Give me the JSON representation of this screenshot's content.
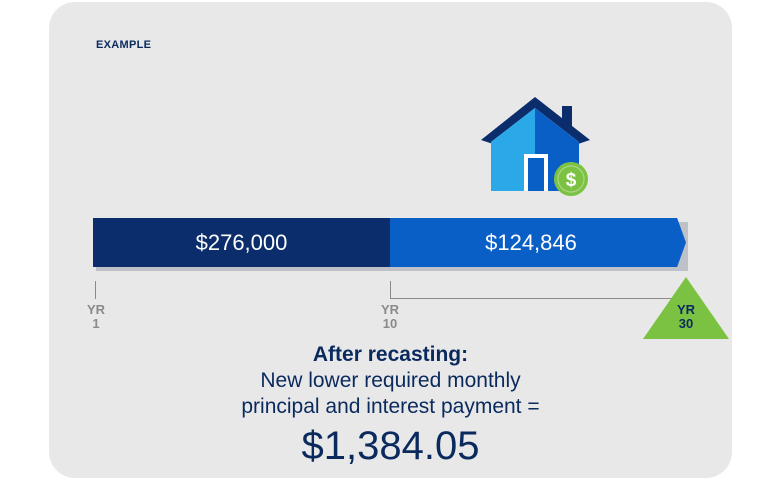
{
  "example_label": "EXAMPLE",
  "timeline": {
    "segments": [
      {
        "value": "$276,000",
        "color": "#0b2d6b"
      },
      {
        "value": "$124,846",
        "color": "#0a5fc7"
      }
    ],
    "ticks": [
      {
        "line1": "YR",
        "line2": "1"
      },
      {
        "line1": "YR",
        "line2": "10"
      },
      {
        "line1": "YR",
        "line2": "30"
      }
    ]
  },
  "summary": {
    "heading": "After recasting:",
    "line1": "New lower required monthly",
    "line2": "principal and interest payment =",
    "amount": "$1,384.05"
  },
  "icons": [
    "house-icon",
    "dollar-coin-icon",
    "year-30-triangle"
  ],
  "colors": {
    "navy": "#0b2d6b",
    "blue": "#0a5fc7",
    "green": "#7cc242",
    "text": "#0a2a5e"
  }
}
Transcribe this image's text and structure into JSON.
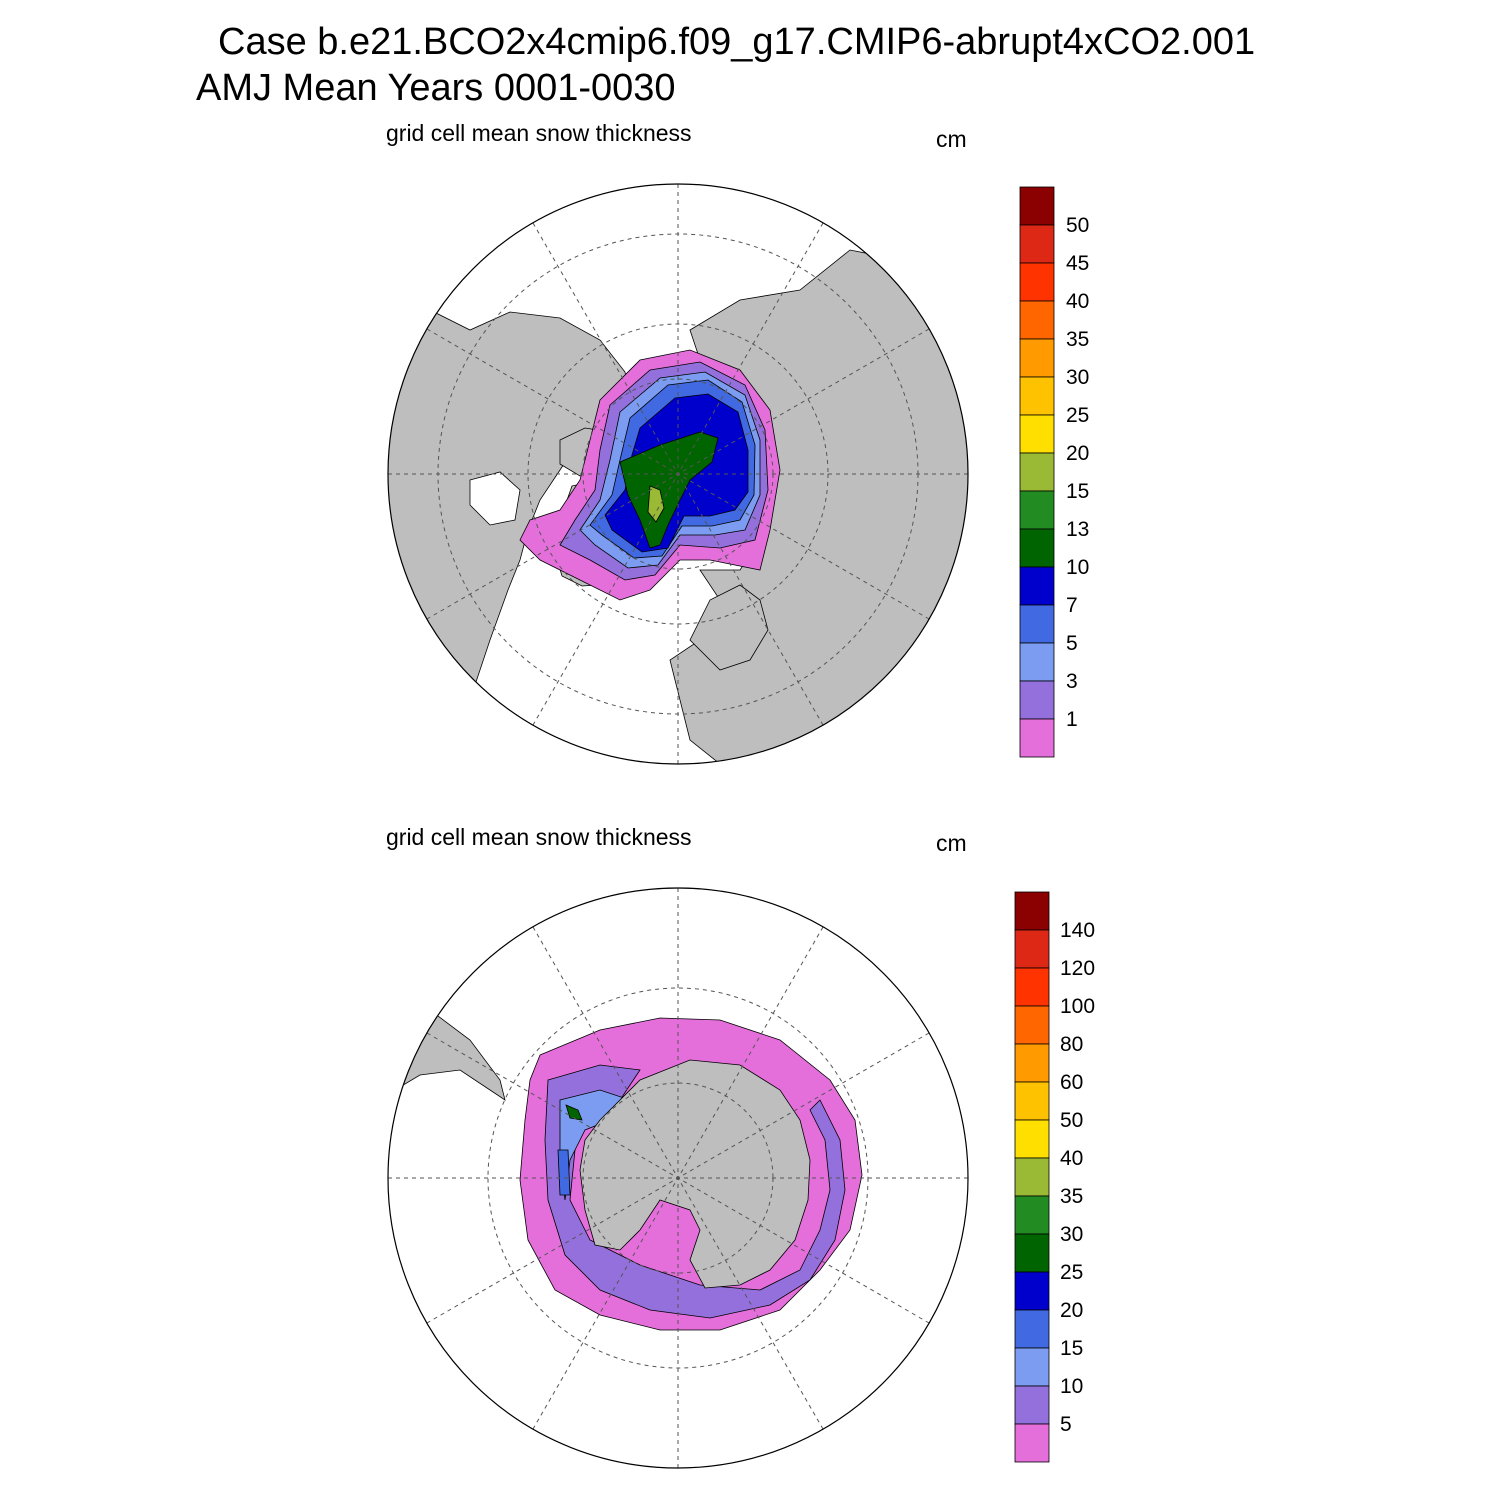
{
  "title": {
    "line1": "Case b.e21.BCO2x4cmip6.f09_g17.CMIP6-abrupt4xCO2.001",
    "line2": "AMJ Mean   Years 0001-0030"
  },
  "colors": {
    "land": "#bebebe",
    "ocean": "#ffffff",
    "palette": [
      "#e46fdb",
      "#9370db",
      "#7b9cf0",
      "#4169e1",
      "#0000cd",
      "#006400",
      "#228b22",
      "#9aba35",
      "#ffdf00",
      "#ffc200",
      "#ff9b00",
      "#ff6600",
      "#ff3300",
      "#dc2814",
      "#8b0000"
    ]
  },
  "panels": [
    {
      "id": "north",
      "title": "grid cell mean snow thickness",
      "units": "cm",
      "hemisphere": "Northern Hemisphere (polar stereographic)",
      "colorbar": {
        "labels": [
          "1",
          "3",
          "5",
          "7",
          "10",
          "13",
          "15",
          "20",
          "25",
          "30",
          "35",
          "40",
          "45",
          "50"
        ]
      }
    },
    {
      "id": "south",
      "title": "grid cell mean snow thickness",
      "units": "cm",
      "hemisphere": "Southern Hemisphere (polar stereographic)",
      "colorbar": {
        "labels": [
          "5",
          "10",
          "15",
          "20",
          "25",
          "30",
          "35",
          "40",
          "50",
          "60",
          "80",
          "100",
          "120",
          "140"
        ]
      }
    }
  ]
}
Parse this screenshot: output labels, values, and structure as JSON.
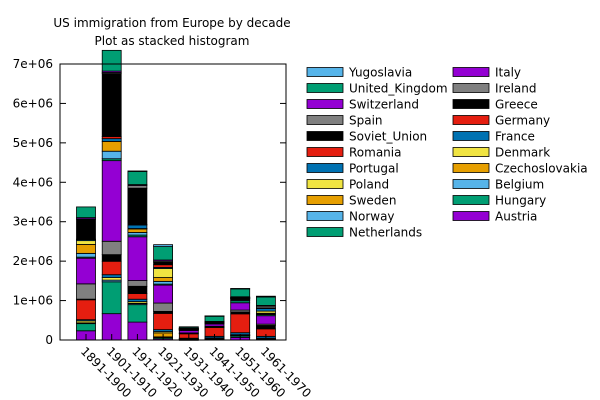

......

Work instructions: Report every line in the data above in which the word "JSON" appears.

Answer for this exercise:
Give me the JSON representation of this screenshot's content.
Transcribe this image's text and structure into JSON.
Parse this screenshot: output labels, values, and structure as JSON.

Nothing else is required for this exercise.